### [Task objective]
State how many lines of the entries include the string "soccer", please, leaving out everything but the number.

**** Supplied records

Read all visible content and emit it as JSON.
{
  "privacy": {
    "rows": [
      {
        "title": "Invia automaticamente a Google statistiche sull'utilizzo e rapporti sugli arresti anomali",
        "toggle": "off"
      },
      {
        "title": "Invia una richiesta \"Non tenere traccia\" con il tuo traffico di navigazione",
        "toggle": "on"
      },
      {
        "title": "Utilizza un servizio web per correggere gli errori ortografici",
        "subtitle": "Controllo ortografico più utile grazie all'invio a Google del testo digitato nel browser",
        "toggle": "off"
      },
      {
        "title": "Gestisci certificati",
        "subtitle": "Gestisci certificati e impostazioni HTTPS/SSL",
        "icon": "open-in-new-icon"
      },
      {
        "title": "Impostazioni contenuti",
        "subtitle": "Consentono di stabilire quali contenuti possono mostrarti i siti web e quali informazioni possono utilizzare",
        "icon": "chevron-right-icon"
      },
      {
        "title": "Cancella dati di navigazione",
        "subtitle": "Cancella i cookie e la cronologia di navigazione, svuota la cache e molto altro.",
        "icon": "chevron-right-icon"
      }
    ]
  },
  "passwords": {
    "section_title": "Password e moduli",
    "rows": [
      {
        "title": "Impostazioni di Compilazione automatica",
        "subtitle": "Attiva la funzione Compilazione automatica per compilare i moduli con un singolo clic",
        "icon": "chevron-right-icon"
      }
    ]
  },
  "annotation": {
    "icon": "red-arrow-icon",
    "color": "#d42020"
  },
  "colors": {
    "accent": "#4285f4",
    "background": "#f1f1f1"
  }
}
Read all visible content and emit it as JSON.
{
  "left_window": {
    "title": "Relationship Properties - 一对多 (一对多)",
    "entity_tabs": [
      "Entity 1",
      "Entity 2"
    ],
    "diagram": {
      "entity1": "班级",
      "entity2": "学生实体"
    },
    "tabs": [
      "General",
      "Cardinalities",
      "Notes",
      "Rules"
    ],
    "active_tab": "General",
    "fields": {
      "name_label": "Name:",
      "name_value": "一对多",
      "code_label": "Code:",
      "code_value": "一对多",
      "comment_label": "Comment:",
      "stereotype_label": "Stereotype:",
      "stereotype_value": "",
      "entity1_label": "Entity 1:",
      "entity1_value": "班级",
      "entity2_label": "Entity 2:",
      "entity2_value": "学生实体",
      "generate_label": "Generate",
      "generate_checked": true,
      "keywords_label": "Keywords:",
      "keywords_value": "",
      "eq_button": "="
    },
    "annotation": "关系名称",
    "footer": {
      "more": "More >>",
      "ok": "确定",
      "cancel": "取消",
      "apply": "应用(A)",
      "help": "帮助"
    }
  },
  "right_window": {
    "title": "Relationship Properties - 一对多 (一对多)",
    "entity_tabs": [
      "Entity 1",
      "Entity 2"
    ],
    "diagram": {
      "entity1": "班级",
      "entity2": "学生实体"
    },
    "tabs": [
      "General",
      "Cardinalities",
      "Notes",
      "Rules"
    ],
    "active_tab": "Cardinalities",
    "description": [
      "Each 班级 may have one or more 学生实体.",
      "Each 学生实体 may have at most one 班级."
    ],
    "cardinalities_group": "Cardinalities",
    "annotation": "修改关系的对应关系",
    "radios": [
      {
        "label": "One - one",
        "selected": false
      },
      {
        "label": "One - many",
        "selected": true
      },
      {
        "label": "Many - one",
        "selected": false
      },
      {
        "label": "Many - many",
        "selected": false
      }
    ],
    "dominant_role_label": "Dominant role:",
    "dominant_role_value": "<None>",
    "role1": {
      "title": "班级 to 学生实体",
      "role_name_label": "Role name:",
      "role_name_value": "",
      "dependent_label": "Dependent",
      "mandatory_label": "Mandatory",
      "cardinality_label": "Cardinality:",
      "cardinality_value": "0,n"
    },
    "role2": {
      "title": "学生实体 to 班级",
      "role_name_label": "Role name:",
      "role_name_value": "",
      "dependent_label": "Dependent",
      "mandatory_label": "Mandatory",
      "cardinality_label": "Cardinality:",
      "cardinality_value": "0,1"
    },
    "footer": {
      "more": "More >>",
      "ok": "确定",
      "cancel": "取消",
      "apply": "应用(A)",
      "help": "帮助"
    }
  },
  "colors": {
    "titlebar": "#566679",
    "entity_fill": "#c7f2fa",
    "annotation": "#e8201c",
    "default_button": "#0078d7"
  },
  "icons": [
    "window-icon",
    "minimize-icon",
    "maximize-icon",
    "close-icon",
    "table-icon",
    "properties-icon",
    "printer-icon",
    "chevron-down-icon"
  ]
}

********
**** Supplied records

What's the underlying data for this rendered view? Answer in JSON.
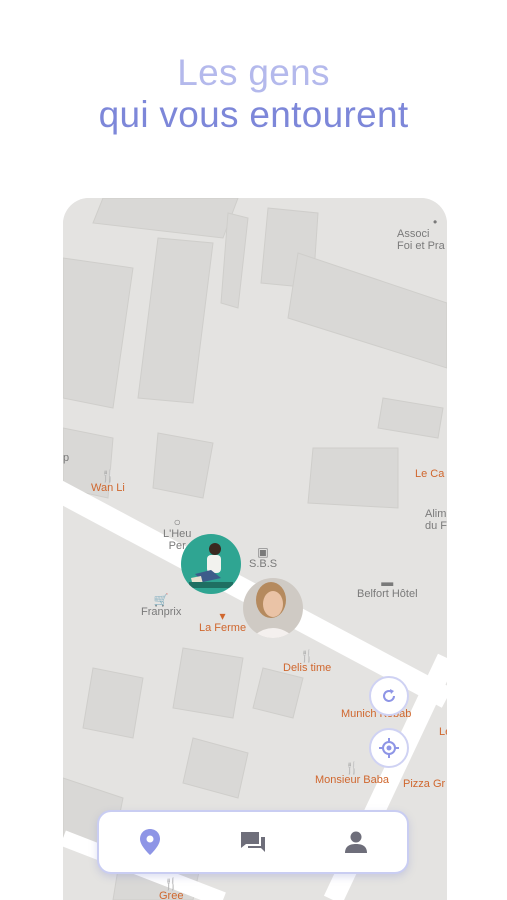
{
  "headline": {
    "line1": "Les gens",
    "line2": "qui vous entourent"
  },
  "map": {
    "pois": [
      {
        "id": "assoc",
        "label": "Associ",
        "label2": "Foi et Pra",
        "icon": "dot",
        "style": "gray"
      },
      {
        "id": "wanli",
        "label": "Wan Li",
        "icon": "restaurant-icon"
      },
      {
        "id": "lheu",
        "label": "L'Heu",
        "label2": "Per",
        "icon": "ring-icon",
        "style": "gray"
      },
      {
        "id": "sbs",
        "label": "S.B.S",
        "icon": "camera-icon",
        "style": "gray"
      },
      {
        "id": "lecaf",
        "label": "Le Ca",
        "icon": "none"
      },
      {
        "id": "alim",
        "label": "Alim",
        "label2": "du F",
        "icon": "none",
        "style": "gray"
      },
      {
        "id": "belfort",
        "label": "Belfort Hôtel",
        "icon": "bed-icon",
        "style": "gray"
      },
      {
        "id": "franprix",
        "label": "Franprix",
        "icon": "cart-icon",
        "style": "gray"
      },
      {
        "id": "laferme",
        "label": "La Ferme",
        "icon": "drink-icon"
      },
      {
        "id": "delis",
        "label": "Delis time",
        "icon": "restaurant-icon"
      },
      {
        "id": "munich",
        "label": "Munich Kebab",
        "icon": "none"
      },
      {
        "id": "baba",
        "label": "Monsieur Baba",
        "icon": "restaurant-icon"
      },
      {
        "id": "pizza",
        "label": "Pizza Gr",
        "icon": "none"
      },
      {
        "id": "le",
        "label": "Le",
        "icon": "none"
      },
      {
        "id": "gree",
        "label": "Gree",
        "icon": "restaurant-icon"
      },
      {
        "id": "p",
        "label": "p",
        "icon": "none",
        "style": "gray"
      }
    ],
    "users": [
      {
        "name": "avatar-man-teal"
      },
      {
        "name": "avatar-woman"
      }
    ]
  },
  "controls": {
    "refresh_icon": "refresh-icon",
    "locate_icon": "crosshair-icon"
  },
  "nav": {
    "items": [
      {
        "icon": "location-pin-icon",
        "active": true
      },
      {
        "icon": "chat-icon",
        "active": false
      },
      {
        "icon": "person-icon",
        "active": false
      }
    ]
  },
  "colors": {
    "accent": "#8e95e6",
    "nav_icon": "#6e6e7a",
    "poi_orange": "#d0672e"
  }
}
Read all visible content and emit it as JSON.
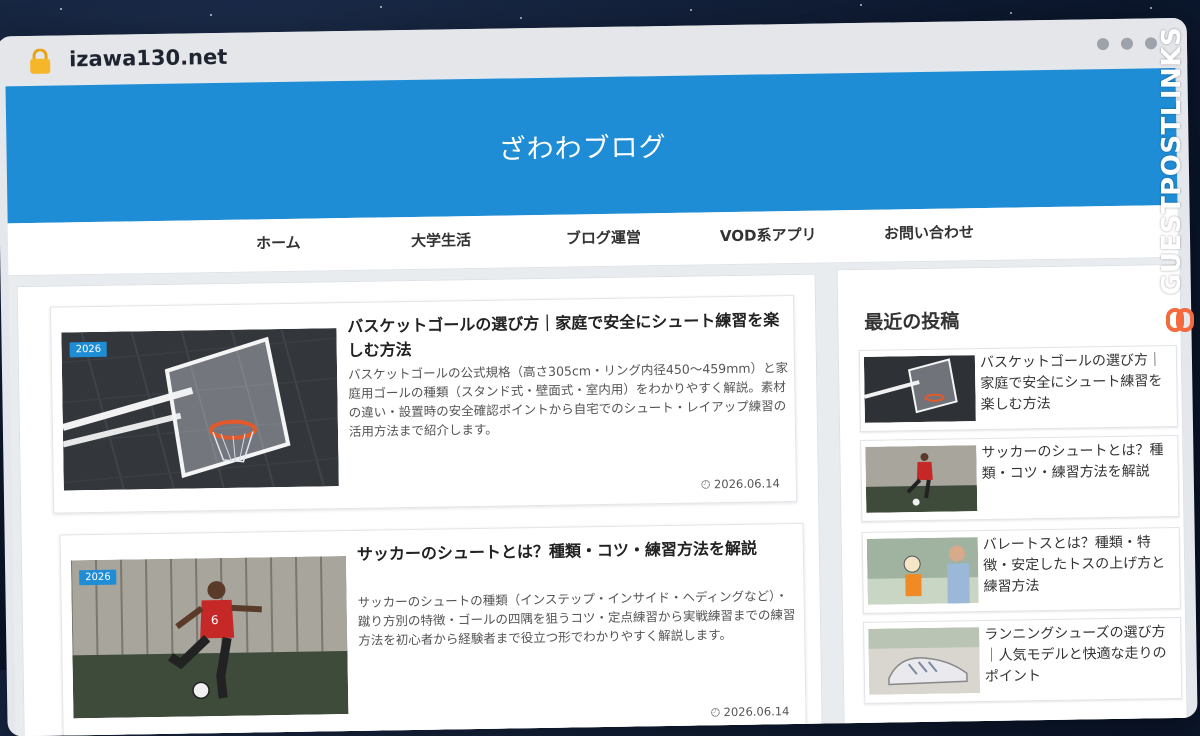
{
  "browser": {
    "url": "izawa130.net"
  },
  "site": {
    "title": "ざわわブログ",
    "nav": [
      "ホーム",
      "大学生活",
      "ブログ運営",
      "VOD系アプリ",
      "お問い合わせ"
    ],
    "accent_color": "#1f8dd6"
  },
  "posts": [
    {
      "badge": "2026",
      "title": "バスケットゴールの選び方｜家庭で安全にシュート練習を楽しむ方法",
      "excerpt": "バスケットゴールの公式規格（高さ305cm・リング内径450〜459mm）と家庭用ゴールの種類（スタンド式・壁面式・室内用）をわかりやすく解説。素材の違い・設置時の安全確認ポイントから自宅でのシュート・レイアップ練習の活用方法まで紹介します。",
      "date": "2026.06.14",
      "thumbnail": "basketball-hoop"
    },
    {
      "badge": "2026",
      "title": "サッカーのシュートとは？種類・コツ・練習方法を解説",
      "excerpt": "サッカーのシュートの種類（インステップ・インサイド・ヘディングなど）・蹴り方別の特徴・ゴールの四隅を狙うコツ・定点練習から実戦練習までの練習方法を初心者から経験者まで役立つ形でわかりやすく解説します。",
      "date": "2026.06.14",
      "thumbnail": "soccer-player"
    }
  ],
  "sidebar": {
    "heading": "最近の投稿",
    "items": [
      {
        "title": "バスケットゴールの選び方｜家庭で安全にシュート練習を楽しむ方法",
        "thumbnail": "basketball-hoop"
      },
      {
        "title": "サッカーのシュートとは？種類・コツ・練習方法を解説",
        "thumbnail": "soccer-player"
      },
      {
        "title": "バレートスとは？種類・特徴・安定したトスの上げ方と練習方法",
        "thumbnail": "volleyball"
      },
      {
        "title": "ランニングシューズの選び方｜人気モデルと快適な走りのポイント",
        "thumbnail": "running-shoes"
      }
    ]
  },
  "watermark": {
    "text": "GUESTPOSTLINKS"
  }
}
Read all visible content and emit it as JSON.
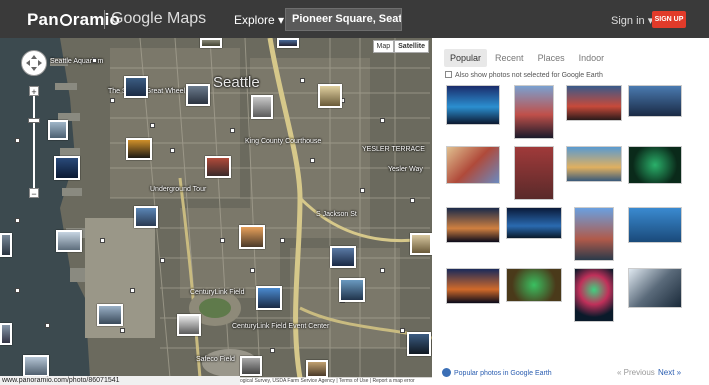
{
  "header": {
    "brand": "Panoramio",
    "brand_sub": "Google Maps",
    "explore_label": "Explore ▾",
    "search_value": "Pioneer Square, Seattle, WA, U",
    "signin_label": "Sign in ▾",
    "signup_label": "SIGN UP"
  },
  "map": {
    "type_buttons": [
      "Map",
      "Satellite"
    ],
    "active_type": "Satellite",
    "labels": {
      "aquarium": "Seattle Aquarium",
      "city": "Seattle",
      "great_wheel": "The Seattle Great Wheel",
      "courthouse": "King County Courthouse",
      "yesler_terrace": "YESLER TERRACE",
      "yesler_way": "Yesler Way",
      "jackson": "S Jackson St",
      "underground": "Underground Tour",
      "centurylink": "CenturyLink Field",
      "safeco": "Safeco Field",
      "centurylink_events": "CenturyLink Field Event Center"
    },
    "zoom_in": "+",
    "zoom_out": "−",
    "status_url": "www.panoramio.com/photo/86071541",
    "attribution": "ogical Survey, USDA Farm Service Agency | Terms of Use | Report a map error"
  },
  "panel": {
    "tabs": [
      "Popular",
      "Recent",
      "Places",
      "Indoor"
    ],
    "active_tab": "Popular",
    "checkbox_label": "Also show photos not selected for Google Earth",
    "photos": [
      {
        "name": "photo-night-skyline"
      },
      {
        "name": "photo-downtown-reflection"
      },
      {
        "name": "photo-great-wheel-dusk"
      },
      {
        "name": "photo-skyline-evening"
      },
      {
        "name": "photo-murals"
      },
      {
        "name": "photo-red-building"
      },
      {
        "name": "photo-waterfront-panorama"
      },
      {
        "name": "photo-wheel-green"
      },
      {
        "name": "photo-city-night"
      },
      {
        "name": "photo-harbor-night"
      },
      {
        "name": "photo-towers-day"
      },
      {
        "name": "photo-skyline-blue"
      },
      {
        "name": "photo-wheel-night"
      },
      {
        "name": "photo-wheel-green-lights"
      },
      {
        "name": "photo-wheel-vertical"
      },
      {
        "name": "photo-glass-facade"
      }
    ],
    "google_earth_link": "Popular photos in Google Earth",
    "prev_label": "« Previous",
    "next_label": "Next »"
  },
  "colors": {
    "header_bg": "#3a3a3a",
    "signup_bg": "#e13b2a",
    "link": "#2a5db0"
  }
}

********
**** Supplied records

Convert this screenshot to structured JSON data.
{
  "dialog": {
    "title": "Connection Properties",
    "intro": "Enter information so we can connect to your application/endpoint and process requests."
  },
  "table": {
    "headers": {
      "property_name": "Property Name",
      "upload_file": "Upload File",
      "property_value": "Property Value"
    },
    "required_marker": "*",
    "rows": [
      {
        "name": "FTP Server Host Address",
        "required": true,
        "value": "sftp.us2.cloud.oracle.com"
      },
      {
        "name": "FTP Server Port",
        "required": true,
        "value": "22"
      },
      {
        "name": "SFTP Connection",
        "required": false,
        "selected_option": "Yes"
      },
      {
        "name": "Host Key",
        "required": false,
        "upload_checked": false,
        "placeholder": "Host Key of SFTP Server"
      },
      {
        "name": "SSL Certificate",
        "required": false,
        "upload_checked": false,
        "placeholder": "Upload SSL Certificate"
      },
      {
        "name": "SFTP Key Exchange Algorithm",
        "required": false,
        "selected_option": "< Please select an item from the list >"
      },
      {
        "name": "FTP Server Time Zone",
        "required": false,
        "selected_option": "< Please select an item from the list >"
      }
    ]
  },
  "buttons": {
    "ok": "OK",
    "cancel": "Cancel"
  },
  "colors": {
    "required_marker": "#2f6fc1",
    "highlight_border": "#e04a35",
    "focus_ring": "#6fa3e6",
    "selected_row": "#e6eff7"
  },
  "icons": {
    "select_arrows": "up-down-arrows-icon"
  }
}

********

### [Problem solution]
2